Saved data entries:
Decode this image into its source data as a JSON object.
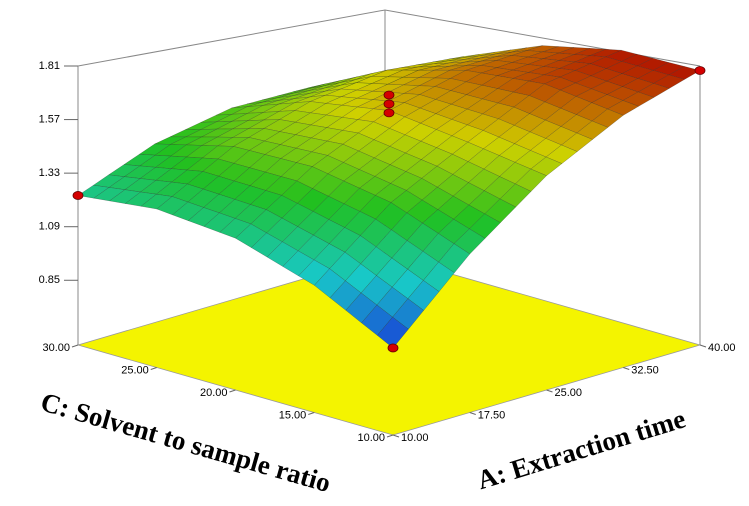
{
  "chart_data": {
    "type": "surface",
    "x_axis_label": "A: Extraction time",
    "y_axis_label": "C: Solvent to sample ratio",
    "xlim": [
      10,
      40
    ],
    "xticks": [
      {
        "value": 10,
        "label": "10.00"
      },
      {
        "value": 17.5,
        "label": "17.50"
      },
      {
        "value": 25,
        "label": "25.00"
      },
      {
        "value": 32.5,
        "label": "32.50"
      },
      {
        "value": 40,
        "label": "40.00"
      }
    ],
    "ylim": [
      10,
      30
    ],
    "yticks": [
      {
        "value": 10,
        "label": "10.00"
      },
      {
        "value": 15,
        "label": "15.00"
      },
      {
        "value": 20,
        "label": "20.00"
      },
      {
        "value": 25,
        "label": "25.00"
      },
      {
        "value": 30,
        "label": "30.00"
      }
    ],
    "zlim": [
      0.56,
      1.81
    ],
    "zticks": [
      0.85,
      1.09,
      1.33,
      1.57,
      1.81
    ],
    "x": [
      10,
      17.5,
      25,
      32.5,
      40
    ],
    "y": [
      10,
      15,
      20,
      25,
      30
    ],
    "z": [
      [
        0.95,
        1.27,
        1.52,
        1.69,
        1.79
      ],
      [
        1.13,
        1.4,
        1.57,
        1.73,
        1.78
      ],
      [
        1.24,
        1.46,
        1.61,
        1.69,
        1.7
      ],
      [
        1.27,
        1.45,
        1.55,
        1.59,
        1.55
      ],
      [
        1.23,
        1.36,
        1.42,
        1.41,
        1.32
      ]
    ],
    "colormap": [
      "#1838d8",
      "#18c8c8",
      "#20c020",
      "#d0d000",
      "#b01000"
    ],
    "floor_color": "#f4f400",
    "design_points": {
      "x": [
        10,
        10,
        25,
        25,
        25,
        40
      ],
      "y": [
        30,
        10,
        20,
        20,
        20,
        10
      ],
      "z": [
        1.23,
        0.95,
        1.6,
        1.64,
        1.68,
        1.79
      ],
      "color": "#d40000"
    }
  }
}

§ Task statement
Transcribe the material exactly, and leave out whatever pictures it holds.

§ Correct output
Decode this image into its source data as a JSON object.
{
  "chart_data": {
    "type": "surface",
    "x_axis_label": "A: Extraction time",
    "y_axis_label": "C: Solvent to sample ratio",
    "xlim": [
      10,
      40
    ],
    "xticks": [
      {
        "value": 10,
        "label": "10.00"
      },
      {
        "value": 17.5,
        "label": "17.50"
      },
      {
        "value": 25,
        "label": "25.00"
      },
      {
        "value": 32.5,
        "label": "32.50"
      },
      {
        "value": 40,
        "label": "40.00"
      }
    ],
    "ylim": [
      10,
      30
    ],
    "yticks": [
      {
        "value": 10,
        "label": "10.00"
      },
      {
        "value": 15,
        "label": "15.00"
      },
      {
        "value": 20,
        "label": "20.00"
      },
      {
        "value": 25,
        "label": "25.00"
      },
      {
        "value": 30,
        "label": "30.00"
      }
    ],
    "zlim": [
      0.56,
      1.81
    ],
    "zticks": [
      0.85,
      1.09,
      1.33,
      1.57,
      1.81
    ],
    "x": [
      10,
      17.5,
      25,
      32.5,
      40
    ],
    "y": [
      10,
      15,
      20,
      25,
      30
    ],
    "z": [
      [
        0.95,
        1.27,
        1.52,
        1.69,
        1.79
      ],
      [
        1.13,
        1.4,
        1.57,
        1.73,
        1.78
      ],
      [
        1.24,
        1.46,
        1.61,
        1.69,
        1.7
      ],
      [
        1.27,
        1.45,
        1.55,
        1.59,
        1.55
      ],
      [
        1.23,
        1.36,
        1.42,
        1.41,
        1.32
      ]
    ],
    "colormap": [
      "#1838d8",
      "#18c8c8",
      "#20c020",
      "#d0d000",
      "#b01000"
    ],
    "floor_color": "#f4f400",
    "design_points": {
      "x": [
        10,
        10,
        25,
        25,
        25,
        40
      ],
      "y": [
        30,
        10,
        20,
        20,
        20,
        10
      ],
      "z": [
        1.23,
        0.95,
        1.6,
        1.64,
        1.68,
        1.79
      ],
      "color": "#d40000"
    }
  }
}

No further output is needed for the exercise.